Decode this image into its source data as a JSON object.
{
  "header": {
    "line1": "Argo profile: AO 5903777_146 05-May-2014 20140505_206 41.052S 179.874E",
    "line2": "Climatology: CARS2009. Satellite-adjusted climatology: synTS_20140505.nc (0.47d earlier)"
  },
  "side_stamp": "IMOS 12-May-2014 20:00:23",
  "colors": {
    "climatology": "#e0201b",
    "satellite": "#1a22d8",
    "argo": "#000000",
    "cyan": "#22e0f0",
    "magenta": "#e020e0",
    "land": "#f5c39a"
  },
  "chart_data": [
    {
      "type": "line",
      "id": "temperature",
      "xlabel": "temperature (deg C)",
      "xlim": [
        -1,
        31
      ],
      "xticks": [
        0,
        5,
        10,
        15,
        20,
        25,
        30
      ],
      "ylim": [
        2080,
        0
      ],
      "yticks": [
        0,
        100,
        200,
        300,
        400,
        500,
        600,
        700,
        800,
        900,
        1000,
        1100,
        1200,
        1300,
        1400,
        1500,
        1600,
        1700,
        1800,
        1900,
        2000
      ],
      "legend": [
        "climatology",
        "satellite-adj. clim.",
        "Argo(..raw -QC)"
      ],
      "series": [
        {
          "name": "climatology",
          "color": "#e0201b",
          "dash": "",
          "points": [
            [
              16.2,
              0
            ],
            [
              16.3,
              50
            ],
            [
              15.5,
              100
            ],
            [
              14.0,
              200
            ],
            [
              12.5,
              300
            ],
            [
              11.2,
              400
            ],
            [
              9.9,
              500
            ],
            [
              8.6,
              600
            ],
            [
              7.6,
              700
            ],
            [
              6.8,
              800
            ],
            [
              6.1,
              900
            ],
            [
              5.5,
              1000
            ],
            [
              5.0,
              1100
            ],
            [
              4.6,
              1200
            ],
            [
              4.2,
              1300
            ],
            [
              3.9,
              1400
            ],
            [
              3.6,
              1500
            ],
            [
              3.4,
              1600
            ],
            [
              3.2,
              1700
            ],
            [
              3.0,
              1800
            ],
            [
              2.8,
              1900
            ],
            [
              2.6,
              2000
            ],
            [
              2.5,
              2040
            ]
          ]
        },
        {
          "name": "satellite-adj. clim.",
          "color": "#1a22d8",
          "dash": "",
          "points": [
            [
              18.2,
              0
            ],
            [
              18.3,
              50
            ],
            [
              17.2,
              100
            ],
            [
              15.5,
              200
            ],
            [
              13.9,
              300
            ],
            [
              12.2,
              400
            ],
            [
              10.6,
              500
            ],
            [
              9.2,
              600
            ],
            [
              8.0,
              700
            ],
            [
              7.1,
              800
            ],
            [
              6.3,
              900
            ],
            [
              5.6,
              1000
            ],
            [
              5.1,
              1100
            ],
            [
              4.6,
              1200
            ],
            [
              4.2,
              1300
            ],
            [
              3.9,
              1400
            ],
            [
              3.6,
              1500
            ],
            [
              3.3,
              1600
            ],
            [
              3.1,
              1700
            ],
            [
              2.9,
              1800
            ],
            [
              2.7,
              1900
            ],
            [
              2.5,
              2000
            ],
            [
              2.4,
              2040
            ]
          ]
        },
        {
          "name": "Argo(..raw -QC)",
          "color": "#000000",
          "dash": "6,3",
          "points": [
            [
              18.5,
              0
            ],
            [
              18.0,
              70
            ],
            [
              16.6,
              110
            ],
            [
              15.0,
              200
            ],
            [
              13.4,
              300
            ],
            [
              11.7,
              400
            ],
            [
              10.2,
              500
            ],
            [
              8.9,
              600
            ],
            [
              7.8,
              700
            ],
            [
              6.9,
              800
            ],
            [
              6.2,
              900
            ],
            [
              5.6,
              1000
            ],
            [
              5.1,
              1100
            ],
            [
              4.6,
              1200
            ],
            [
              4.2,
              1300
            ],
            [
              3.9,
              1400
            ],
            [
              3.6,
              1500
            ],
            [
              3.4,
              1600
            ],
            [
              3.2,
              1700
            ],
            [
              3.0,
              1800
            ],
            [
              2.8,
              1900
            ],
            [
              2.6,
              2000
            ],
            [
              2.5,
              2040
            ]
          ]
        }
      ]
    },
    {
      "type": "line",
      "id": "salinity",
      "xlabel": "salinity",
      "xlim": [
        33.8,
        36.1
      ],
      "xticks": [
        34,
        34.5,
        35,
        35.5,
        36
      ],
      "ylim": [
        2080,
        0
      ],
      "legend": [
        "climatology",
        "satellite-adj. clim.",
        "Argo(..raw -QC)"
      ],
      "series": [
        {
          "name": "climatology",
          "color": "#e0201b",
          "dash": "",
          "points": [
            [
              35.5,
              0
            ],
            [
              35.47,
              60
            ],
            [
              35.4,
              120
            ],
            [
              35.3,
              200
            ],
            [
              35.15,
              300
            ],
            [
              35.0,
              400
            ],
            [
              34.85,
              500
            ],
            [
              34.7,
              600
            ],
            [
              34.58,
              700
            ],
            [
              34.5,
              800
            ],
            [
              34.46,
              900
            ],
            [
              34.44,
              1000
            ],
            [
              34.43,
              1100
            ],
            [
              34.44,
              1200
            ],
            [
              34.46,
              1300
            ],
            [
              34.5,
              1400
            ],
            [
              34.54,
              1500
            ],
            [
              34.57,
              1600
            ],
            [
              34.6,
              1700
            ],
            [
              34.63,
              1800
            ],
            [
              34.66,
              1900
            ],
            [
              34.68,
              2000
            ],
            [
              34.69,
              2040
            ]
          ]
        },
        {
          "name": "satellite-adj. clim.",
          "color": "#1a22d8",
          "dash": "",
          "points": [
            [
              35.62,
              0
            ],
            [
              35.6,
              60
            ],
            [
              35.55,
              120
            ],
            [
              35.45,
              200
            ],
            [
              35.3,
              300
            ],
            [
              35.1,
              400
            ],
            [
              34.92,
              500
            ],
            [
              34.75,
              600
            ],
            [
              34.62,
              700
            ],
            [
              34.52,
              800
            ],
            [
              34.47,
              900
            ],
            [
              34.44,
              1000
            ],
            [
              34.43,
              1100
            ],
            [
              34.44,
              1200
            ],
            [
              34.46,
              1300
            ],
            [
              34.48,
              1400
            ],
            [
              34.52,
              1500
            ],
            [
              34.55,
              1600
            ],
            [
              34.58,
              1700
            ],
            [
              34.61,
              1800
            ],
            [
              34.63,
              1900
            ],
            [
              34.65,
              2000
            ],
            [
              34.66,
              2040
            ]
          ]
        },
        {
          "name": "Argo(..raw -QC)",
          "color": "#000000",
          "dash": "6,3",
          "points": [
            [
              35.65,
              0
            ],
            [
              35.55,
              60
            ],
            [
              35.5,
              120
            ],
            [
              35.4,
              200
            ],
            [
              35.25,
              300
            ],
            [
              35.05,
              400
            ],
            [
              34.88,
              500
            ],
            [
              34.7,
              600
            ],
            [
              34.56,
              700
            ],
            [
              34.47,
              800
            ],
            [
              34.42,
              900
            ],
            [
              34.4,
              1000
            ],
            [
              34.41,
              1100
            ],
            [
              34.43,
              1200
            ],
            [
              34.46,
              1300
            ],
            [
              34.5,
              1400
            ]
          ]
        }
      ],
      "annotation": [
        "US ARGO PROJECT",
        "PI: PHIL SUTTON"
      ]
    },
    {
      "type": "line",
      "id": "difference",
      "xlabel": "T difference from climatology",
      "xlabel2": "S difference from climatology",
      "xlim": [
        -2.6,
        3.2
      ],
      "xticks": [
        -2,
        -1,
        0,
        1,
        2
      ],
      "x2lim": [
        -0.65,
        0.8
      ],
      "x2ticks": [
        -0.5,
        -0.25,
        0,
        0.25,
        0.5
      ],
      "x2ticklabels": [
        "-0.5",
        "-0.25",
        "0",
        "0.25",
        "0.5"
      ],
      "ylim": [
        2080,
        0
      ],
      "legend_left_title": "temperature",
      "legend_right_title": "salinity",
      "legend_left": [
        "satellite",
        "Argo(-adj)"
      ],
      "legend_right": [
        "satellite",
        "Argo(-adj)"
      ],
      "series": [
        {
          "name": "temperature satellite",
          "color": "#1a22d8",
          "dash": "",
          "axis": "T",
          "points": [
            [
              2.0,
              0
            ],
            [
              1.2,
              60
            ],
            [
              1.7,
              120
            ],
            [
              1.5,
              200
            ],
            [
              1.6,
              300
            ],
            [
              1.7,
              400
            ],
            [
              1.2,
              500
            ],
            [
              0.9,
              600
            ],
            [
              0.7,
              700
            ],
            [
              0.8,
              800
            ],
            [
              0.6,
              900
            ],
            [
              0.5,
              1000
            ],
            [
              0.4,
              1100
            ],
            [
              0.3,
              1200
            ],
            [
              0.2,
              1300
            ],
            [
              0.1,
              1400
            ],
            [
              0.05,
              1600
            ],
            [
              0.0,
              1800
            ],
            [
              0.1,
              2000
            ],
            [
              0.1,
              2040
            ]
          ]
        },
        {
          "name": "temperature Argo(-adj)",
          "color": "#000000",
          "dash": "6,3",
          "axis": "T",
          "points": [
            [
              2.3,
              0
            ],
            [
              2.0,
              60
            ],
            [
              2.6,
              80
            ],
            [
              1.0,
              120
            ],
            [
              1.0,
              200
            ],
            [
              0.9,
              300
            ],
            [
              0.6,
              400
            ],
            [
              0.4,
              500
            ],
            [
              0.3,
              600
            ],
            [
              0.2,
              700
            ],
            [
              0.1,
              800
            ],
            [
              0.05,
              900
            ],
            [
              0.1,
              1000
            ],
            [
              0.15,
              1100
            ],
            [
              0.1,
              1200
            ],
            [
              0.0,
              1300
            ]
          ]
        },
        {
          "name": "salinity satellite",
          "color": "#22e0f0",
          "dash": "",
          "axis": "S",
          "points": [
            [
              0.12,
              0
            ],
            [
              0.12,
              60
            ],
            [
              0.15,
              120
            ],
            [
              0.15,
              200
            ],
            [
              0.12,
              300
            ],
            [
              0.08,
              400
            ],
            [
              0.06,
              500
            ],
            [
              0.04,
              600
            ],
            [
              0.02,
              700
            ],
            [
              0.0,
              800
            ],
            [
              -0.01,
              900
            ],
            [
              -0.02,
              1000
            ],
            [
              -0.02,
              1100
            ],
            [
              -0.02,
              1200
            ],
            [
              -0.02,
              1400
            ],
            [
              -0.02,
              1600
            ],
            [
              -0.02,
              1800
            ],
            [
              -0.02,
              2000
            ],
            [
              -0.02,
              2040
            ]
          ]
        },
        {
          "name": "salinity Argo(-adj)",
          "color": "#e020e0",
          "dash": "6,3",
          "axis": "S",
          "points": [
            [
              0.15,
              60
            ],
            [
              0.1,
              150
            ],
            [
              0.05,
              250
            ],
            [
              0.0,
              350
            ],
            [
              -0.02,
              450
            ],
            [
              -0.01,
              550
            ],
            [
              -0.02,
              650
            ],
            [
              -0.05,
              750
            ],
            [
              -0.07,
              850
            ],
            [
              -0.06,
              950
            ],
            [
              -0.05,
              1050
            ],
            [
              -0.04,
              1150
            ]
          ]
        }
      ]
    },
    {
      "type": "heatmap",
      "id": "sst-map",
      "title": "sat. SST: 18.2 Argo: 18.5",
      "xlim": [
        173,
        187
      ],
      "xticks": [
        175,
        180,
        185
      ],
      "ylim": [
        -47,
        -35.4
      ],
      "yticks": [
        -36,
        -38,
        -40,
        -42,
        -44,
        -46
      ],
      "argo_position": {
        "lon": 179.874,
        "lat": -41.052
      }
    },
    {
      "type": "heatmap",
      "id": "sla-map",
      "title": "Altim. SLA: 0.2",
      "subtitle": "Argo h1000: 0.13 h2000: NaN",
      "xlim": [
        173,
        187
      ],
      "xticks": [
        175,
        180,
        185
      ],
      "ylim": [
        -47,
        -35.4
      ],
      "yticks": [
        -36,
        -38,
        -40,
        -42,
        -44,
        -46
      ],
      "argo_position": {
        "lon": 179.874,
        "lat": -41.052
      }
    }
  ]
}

━━━━

### Requirement:
Give only the number of lines in the data that hold the word "temperature".

### Task solution:
5